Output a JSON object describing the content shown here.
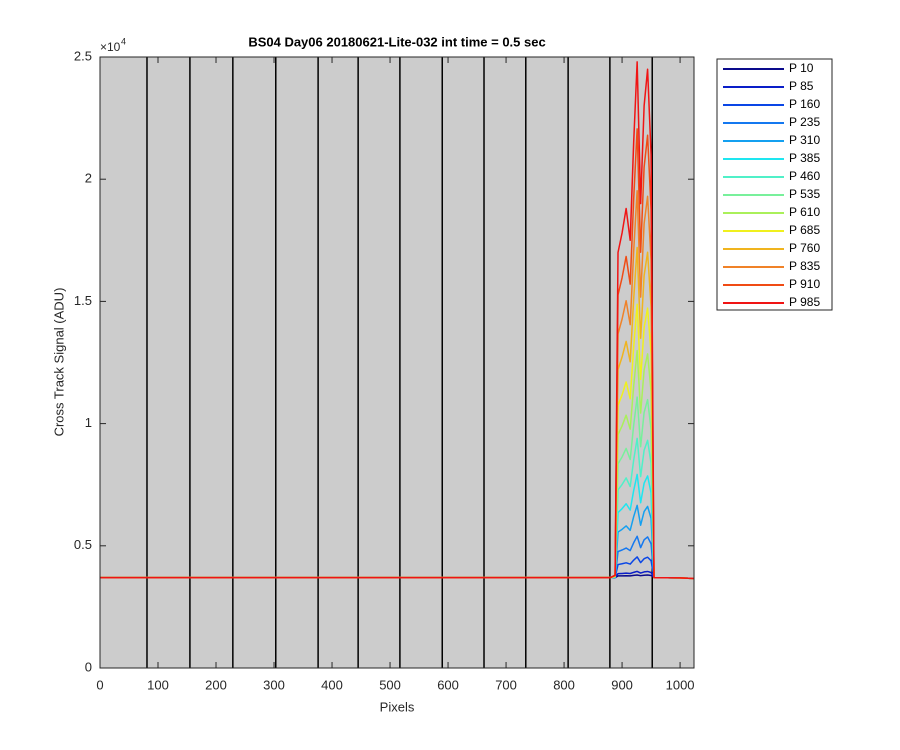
{
  "chart_data": {
    "type": "line",
    "title": "BS04 Day06 20180621-Lite-032 int time = 0.5 sec",
    "x_label": "Pixels",
    "y_label": "Cross Track Signal (ADU)",
    "y_multiplier": {
      "base": "×10",
      "exponent": "4"
    },
    "xlim": [
      0,
      1024
    ],
    "ylim": [
      0,
      25000
    ],
    "xticks": [
      0,
      100,
      200,
      300,
      400,
      500,
      600,
      700,
      800,
      900,
      1000
    ],
    "yticks": [
      0,
      {
        "value": 5000,
        "label": "0.5"
      },
      {
        "value": 10000,
        "label": "1"
      },
      {
        "value": 15000,
        "label": "1.5"
      },
      {
        "value": 20000,
        "label": "2"
      },
      {
        "value": 25000,
        "label": "2.5"
      }
    ],
    "grid": false,
    "legend": "outside-top-right",
    "background": "#cccccc",
    "vertical_lines": {
      "color": "#000000",
      "x": [
        81,
        155,
        229,
        303,
        376,
        445,
        517,
        590,
        662,
        734,
        807,
        879,
        952
      ]
    },
    "x": [
      0,
      100,
      200,
      300,
      400,
      500,
      600,
      700,
      800,
      880,
      888,
      893,
      900,
      907,
      914,
      920,
      926,
      932,
      938,
      944,
      950,
      955,
      1000,
      1024
    ],
    "series": [
      {
        "name": "P 10",
        "color": "#0a0a8c",
        "values": [
          3700,
          3700,
          3700,
          3700,
          3700,
          3700,
          3700,
          3700,
          3700,
          3700,
          3701,
          3767,
          3771,
          3776,
          3769,
          3789,
          3806,
          3777,
          3797,
          3804,
          3787,
          3700,
          3690,
          3660
        ]
      },
      {
        "name": "P 85",
        "color": "#0a1ec8",
        "values": [
          3700,
          3700,
          3700,
          3700,
          3700,
          3700,
          3700,
          3700,
          3700,
          3700,
          3701,
          3860,
          3869,
          3881,
          3866,
          3914,
          3953,
          3884,
          3932,
          3950,
          3908,
          3700,
          3690,
          3660
        ]
      },
      {
        "name": "P 160",
        "color": "#0a46e6",
        "values": [
          3700,
          3700,
          3700,
          3700,
          3700,
          3700,
          3700,
          3700,
          3700,
          3700,
          3704,
          4232,
          4264,
          4304,
          4252,
          4412,
          4544,
          4312,
          4472,
          4532,
          4392,
          3700,
          3690,
          3660
        ]
      },
      {
        "name": "P 235",
        "color": "#1478f0",
        "values": [
          3700,
          3700,
          3700,
          3700,
          3700,
          3700,
          3700,
          3700,
          3700,
          3700,
          3708,
          4764,
          4828,
          4908,
          4804,
          5124,
          5388,
          4924,
          5244,
          5364,
          5084,
          3700,
          3690,
          3660
        ]
      },
      {
        "name": "P 310",
        "color": "#14a0f0",
        "values": [
          3700,
          3700,
          3700,
          3700,
          3700,
          3700,
          3700,
          3700,
          3700,
          3700,
          3714,
          5562,
          5674,
          5814,
          5632,
          6192,
          6654,
          5842,
          6402,
          6612,
          6122,
          3700,
          3690,
          3660
        ]
      },
      {
        "name": "P 385",
        "color": "#1ee6f0",
        "values": [
          3700,
          3700,
          3700,
          3700,
          3700,
          3700,
          3700,
          3700,
          3700,
          3700,
          3720,
          6360,
          6520,
          6720,
          6460,
          7260,
          7920,
          6760,
          7560,
          7860,
          7160,
          3700,
          3690,
          3660
        ]
      },
      {
        "name": "P 460",
        "color": "#50f0c8",
        "values": [
          3700,
          3700,
          3700,
          3700,
          3700,
          3700,
          3700,
          3700,
          3700,
          3700,
          3727,
          7291,
          7507,
          7777,
          7426,
          8506,
          9397,
          7831,
          8911,
          9316,
          8371,
          3700,
          3690,
          3660
        ]
      },
      {
        "name": "P 535",
        "color": "#78f09b",
        "values": [
          3700,
          3700,
          3700,
          3700,
          3700,
          3700,
          3700,
          3700,
          3700,
          3700,
          3735,
          8355,
          8635,
          8985,
          8530,
          9930,
          11085,
          9055,
          10455,
          10980,
          9755,
          3700,
          3690,
          3660
        ]
      },
      {
        "name": "P 610",
        "color": "#aaf05a",
        "values": [
          3700,
          3700,
          3700,
          3700,
          3700,
          3700,
          3700,
          3700,
          3700,
          3700,
          3744,
          9552,
          9904,
          10344,
          9772,
          11532,
          12984,
          10432,
          12192,
          12852,
          11312,
          3700,
          3690,
          3660
        ]
      },
      {
        "name": "P 685",
        "color": "#f0f01e",
        "values": [
          3700,
          3700,
          3700,
          3700,
          3700,
          3700,
          3700,
          3700,
          3700,
          3700,
          3753,
          10749,
          11173,
          11703,
          11014,
          13134,
          14883,
          11809,
          13929,
          14724,
          12869,
          3700,
          3690,
          3660
        ]
      },
      {
        "name": "P 760",
        "color": "#f0b41e",
        "values": [
          3700,
          3700,
          3700,
          3700,
          3700,
          3700,
          3700,
          3700,
          3700,
          3700,
          3764,
          12212,
          12724,
          13364,
          12532,
          15092,
          17204,
          13492,
          16052,
          17012,
          14772,
          3700,
          3690,
          3660
        ]
      },
      {
        "name": "P 835",
        "color": "#f08228",
        "values": [
          3700,
          3700,
          3700,
          3700,
          3700,
          3700,
          3700,
          3700,
          3700,
          3700,
          3775,
          13675,
          14275,
          15025,
          14050,
          17050,
          19525,
          15175,
          18175,
          19300,
          16675,
          3700,
          3690,
          3660
        ]
      },
      {
        "name": "P 910",
        "color": "#f04b14",
        "values": [
          3700,
          3700,
          3700,
          3700,
          3700,
          3700,
          3700,
          3700,
          3700,
          3700,
          3787,
          15271,
          15967,
          16837,
          15706,
          19186,
          22057,
          17011,
          20491,
          21796,
          18751,
          3700,
          3690,
          3660
        ]
      },
      {
        "name": "P 985",
        "color": "#f01414",
        "values": [
          3700,
          3700,
          3700,
          3700,
          3700,
          3700,
          3700,
          3700,
          3700,
          3700,
          3800,
          17000,
          17800,
          18800,
          17500,
          21500,
          24800,
          19000,
          23000,
          24500,
          21000,
          3700,
          3690,
          3660
        ]
      }
    ]
  }
}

========================================================================

Copy out the data above exactly, except the pictures.

Output a JSON object describing the content shown here.
{
  "chart_data": {
    "type": "line",
    "title": "BS04 Day06 20180621-Lite-032 int time = 0.5 sec",
    "x_label": "Pixels",
    "y_label": "Cross Track Signal (ADU)",
    "y_multiplier": {
      "base": "×10",
      "exponent": "4"
    },
    "xlim": [
      0,
      1024
    ],
    "ylim": [
      0,
      25000
    ],
    "xticks": [
      0,
      100,
      200,
      300,
      400,
      500,
      600,
      700,
      800,
      900,
      1000
    ],
    "yticks": [
      0,
      {
        "value": 5000,
        "label": "0.5"
      },
      {
        "value": 10000,
        "label": "1"
      },
      {
        "value": 15000,
        "label": "1.5"
      },
      {
        "value": 20000,
        "label": "2"
      },
      {
        "value": 25000,
        "label": "2.5"
      }
    ],
    "grid": false,
    "legend": "outside-top-right",
    "background": "#cccccc",
    "vertical_lines": {
      "color": "#000000",
      "x": [
        81,
        155,
        229,
        303,
        376,
        445,
        517,
        590,
        662,
        734,
        807,
        879,
        952
      ]
    },
    "x": [
      0,
      100,
      200,
      300,
      400,
      500,
      600,
      700,
      800,
      880,
      888,
      893,
      900,
      907,
      914,
      920,
      926,
      932,
      938,
      944,
      950,
      955,
      1000,
      1024
    ],
    "series": [
      {
        "name": "P 10",
        "color": "#0a0a8c",
        "values": [
          3700,
          3700,
          3700,
          3700,
          3700,
          3700,
          3700,
          3700,
          3700,
          3700,
          3701,
          3767,
          3771,
          3776,
          3769,
          3789,
          3806,
          3777,
          3797,
          3804,
          3787,
          3700,
          3690,
          3660
        ]
      },
      {
        "name": "P 85",
        "color": "#0a1ec8",
        "values": [
          3700,
          3700,
          3700,
          3700,
          3700,
          3700,
          3700,
          3700,
          3700,
          3700,
          3701,
          3860,
          3869,
          3881,
          3866,
          3914,
          3953,
          3884,
          3932,
          3950,
          3908,
          3700,
          3690,
          3660
        ]
      },
      {
        "name": "P 160",
        "color": "#0a46e6",
        "values": [
          3700,
          3700,
          3700,
          3700,
          3700,
          3700,
          3700,
          3700,
          3700,
          3700,
          3704,
          4232,
          4264,
          4304,
          4252,
          4412,
          4544,
          4312,
          4472,
          4532,
          4392,
          3700,
          3690,
          3660
        ]
      },
      {
        "name": "P 235",
        "color": "#1478f0",
        "values": [
          3700,
          3700,
          3700,
          3700,
          3700,
          3700,
          3700,
          3700,
          3700,
          3700,
          3708,
          4764,
          4828,
          4908,
          4804,
          5124,
          5388,
          4924,
          5244,
          5364,
          5084,
          3700,
          3690,
          3660
        ]
      },
      {
        "name": "P 310",
        "color": "#14a0f0",
        "values": [
          3700,
          3700,
          3700,
          3700,
          3700,
          3700,
          3700,
          3700,
          3700,
          3700,
          3714,
          5562,
          5674,
          5814,
          5632,
          6192,
          6654,
          5842,
          6402,
          6612,
          6122,
          3700,
          3690,
          3660
        ]
      },
      {
        "name": "P 385",
        "color": "#1ee6f0",
        "values": [
          3700,
          3700,
          3700,
          3700,
          3700,
          3700,
          3700,
          3700,
          3700,
          3700,
          3720,
          6360,
          6520,
          6720,
          6460,
          7260,
          7920,
          6760,
          7560,
          7860,
          7160,
          3700,
          3690,
          3660
        ]
      },
      {
        "name": "P 460",
        "color": "#50f0c8",
        "values": [
          3700,
          3700,
          3700,
          3700,
          3700,
          3700,
          3700,
          3700,
          3700,
          3700,
          3727,
          7291,
          7507,
          7777,
          7426,
          8506,
          9397,
          7831,
          8911,
          9316,
          8371,
          3700,
          3690,
          3660
        ]
      },
      {
        "name": "P 535",
        "color": "#78f09b",
        "values": [
          3700,
          3700,
          3700,
          3700,
          3700,
          3700,
          3700,
          3700,
          3700,
          3700,
          3735,
          8355,
          8635,
          8985,
          8530,
          9930,
          11085,
          9055,
          10455,
          10980,
          9755,
          3700,
          3690,
          3660
        ]
      },
      {
        "name": "P 610",
        "color": "#aaf05a",
        "values": [
          3700,
          3700,
          3700,
          3700,
          3700,
          3700,
          3700,
          3700,
          3700,
          3700,
          3744,
          9552,
          9904,
          10344,
          9772,
          11532,
          12984,
          10432,
          12192,
          12852,
          11312,
          3700,
          3690,
          3660
        ]
      },
      {
        "name": "P 685",
        "color": "#f0f01e",
        "values": [
          3700,
          3700,
          3700,
          3700,
          3700,
          3700,
          3700,
          3700,
          3700,
          3700,
          3753,
          10749,
          11173,
          11703,
          11014,
          13134,
          14883,
          11809,
          13929,
          14724,
          12869,
          3700,
          3690,
          3660
        ]
      },
      {
        "name": "P 760",
        "color": "#f0b41e",
        "values": [
          3700,
          3700,
          3700,
          3700,
          3700,
          3700,
          3700,
          3700,
          3700,
          3700,
          3764,
          12212,
          12724,
          13364,
          12532,
          15092,
          17204,
          13492,
          16052,
          17012,
          14772,
          3700,
          3690,
          3660
        ]
      },
      {
        "name": "P 835",
        "color": "#f08228",
        "values": [
          3700,
          3700,
          3700,
          3700,
          3700,
          3700,
          3700,
          3700,
          3700,
          3700,
          3775,
          13675,
          14275,
          15025,
          14050,
          17050,
          19525,
          15175,
          18175,
          19300,
          16675,
          3700,
          3690,
          3660
        ]
      },
      {
        "name": "P 910",
        "color": "#f04b14",
        "values": [
          3700,
          3700,
          3700,
          3700,
          3700,
          3700,
          3700,
          3700,
          3700,
          3700,
          3787,
          15271,
          15967,
          16837,
          15706,
          19186,
          22057,
          17011,
          20491,
          21796,
          18751,
          3700,
          3690,
          3660
        ]
      },
      {
        "name": "P 985",
        "color": "#f01414",
        "values": [
          3700,
          3700,
          3700,
          3700,
          3700,
          3700,
          3700,
          3700,
          3700,
          3700,
          3800,
          17000,
          17800,
          18800,
          17500,
          21500,
          24800,
          19000,
          23000,
          24500,
          21000,
          3700,
          3690,
          3660
        ]
      }
    ]
  }
}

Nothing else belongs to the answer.